Stored data:
####

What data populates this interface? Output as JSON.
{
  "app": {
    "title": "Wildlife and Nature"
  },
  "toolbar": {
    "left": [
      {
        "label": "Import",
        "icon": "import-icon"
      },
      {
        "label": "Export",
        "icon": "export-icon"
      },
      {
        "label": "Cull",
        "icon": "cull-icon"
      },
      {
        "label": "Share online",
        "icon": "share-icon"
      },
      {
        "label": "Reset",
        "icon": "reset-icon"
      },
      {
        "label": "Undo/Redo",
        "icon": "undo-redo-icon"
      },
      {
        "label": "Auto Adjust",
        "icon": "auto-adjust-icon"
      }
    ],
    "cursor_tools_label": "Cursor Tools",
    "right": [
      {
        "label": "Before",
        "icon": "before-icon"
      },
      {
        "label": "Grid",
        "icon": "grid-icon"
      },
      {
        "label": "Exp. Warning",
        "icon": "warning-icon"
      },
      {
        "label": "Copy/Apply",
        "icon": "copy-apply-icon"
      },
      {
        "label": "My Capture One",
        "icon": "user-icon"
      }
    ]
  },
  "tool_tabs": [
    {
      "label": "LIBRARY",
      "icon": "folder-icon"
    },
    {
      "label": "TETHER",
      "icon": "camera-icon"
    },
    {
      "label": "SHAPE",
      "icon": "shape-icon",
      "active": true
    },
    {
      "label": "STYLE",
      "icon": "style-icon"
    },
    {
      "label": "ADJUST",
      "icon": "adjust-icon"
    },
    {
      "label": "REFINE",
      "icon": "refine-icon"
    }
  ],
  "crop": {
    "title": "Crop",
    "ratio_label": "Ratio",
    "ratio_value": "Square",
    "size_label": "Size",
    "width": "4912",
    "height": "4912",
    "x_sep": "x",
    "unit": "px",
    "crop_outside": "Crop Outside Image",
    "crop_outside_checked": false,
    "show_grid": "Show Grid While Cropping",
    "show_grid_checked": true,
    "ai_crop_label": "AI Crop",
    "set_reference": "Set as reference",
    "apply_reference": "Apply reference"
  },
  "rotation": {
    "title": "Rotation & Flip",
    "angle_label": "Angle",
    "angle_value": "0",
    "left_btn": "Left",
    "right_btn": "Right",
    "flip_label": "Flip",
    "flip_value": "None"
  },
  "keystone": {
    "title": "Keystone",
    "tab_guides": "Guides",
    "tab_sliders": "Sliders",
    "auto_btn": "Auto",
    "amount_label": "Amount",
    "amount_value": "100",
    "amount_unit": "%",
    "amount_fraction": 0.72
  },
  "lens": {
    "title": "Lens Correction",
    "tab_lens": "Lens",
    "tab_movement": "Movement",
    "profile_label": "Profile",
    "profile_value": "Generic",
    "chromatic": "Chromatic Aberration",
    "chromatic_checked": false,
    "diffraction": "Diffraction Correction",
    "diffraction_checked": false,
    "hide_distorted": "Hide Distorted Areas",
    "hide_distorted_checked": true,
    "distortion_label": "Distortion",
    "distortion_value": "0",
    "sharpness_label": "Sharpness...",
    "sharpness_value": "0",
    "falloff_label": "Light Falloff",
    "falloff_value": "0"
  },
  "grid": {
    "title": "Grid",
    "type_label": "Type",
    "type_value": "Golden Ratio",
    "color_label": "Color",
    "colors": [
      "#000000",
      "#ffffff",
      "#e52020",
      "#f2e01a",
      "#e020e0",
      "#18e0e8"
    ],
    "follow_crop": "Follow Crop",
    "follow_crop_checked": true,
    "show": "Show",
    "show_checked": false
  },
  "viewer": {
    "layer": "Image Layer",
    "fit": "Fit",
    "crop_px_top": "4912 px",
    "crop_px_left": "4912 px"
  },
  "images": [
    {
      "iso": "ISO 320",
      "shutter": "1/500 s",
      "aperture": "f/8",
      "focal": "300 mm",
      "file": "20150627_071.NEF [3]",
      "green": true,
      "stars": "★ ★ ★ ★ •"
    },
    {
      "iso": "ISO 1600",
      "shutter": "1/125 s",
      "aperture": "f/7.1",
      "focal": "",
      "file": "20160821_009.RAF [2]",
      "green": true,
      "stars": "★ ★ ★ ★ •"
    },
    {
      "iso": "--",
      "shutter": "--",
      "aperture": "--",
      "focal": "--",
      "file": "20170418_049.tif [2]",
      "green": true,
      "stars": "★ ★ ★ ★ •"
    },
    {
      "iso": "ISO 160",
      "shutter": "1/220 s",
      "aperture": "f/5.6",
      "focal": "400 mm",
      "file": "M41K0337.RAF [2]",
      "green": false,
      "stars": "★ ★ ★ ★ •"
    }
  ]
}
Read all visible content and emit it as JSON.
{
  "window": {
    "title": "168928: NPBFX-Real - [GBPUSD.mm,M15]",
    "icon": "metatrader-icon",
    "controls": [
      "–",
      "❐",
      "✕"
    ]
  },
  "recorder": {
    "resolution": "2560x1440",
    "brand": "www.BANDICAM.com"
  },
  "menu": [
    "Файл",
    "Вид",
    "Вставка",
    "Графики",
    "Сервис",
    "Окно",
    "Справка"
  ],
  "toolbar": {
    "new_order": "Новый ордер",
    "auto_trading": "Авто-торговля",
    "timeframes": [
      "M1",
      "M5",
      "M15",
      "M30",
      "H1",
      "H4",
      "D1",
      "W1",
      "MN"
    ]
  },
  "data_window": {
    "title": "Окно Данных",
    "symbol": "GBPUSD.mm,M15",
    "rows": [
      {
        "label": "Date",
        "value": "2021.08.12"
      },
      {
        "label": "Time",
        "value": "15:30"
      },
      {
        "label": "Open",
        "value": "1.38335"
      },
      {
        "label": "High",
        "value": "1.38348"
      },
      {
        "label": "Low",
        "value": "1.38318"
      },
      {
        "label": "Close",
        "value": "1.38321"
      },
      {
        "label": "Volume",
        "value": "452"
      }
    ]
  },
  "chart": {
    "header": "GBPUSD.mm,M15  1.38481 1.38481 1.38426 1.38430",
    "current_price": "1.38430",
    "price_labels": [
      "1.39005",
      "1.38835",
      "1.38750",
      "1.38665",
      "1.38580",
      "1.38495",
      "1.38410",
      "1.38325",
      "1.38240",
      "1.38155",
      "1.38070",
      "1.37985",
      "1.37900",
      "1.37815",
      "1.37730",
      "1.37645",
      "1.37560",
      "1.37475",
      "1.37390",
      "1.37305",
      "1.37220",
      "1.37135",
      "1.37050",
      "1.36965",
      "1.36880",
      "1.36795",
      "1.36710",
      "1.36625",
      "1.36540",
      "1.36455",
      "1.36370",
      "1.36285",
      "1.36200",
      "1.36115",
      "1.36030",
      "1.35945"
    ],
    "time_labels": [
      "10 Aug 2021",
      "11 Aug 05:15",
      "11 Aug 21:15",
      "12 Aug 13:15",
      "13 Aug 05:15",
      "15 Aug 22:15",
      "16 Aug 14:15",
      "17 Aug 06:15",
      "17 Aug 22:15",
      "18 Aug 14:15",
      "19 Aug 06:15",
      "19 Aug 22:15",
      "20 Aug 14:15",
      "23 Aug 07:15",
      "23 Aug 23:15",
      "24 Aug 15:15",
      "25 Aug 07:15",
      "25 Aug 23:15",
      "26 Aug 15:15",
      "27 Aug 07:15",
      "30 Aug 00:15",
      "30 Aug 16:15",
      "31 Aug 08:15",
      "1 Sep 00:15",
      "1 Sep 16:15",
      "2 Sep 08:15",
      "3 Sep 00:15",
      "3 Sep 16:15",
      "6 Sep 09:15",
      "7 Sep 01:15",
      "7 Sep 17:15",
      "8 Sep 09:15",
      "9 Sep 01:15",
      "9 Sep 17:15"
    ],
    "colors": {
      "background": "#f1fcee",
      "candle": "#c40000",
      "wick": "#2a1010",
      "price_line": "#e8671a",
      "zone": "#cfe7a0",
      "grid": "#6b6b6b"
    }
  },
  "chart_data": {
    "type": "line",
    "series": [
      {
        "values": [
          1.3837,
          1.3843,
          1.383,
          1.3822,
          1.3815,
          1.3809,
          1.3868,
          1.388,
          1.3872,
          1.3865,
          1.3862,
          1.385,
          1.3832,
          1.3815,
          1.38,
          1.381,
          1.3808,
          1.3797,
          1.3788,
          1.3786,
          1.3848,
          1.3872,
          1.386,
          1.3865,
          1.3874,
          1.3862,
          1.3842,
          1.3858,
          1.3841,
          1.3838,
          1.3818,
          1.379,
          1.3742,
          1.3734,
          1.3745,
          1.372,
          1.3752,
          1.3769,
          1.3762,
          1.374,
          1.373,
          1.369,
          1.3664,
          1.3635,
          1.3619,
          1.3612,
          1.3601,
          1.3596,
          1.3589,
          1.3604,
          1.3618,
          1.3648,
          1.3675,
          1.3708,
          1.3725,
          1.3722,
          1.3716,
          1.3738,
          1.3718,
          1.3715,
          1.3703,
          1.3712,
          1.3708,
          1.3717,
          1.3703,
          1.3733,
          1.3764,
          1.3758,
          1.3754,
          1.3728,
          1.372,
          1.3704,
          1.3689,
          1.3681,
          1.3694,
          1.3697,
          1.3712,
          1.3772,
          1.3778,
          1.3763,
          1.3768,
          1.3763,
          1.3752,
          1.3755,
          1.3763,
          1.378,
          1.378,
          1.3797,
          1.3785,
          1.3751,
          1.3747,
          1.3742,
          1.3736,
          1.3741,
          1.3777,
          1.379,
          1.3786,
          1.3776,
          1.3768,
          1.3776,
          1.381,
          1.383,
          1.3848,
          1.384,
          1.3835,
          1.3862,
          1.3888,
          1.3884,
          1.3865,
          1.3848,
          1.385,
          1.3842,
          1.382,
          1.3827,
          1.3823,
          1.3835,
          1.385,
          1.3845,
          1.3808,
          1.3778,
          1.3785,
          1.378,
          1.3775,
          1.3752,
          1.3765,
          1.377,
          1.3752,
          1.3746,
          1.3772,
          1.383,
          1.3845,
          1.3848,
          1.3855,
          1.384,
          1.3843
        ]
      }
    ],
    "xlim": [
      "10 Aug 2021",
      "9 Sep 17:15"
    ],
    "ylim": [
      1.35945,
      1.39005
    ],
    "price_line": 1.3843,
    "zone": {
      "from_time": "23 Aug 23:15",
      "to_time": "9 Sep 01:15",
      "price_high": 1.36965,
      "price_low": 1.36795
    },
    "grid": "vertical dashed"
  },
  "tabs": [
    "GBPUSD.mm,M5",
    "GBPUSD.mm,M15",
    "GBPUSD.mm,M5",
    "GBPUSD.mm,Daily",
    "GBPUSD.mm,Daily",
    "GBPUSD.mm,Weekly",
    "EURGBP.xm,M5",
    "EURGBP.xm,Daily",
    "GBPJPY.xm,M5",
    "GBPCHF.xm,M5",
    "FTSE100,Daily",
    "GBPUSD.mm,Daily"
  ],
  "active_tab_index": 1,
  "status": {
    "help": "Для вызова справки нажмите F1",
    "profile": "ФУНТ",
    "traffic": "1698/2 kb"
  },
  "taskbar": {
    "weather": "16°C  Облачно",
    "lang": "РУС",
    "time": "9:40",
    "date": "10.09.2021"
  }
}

####

▸ Problem to solve: Count how many lines hold the string "GBPUSD" and give that number alone.

▸ The response: 10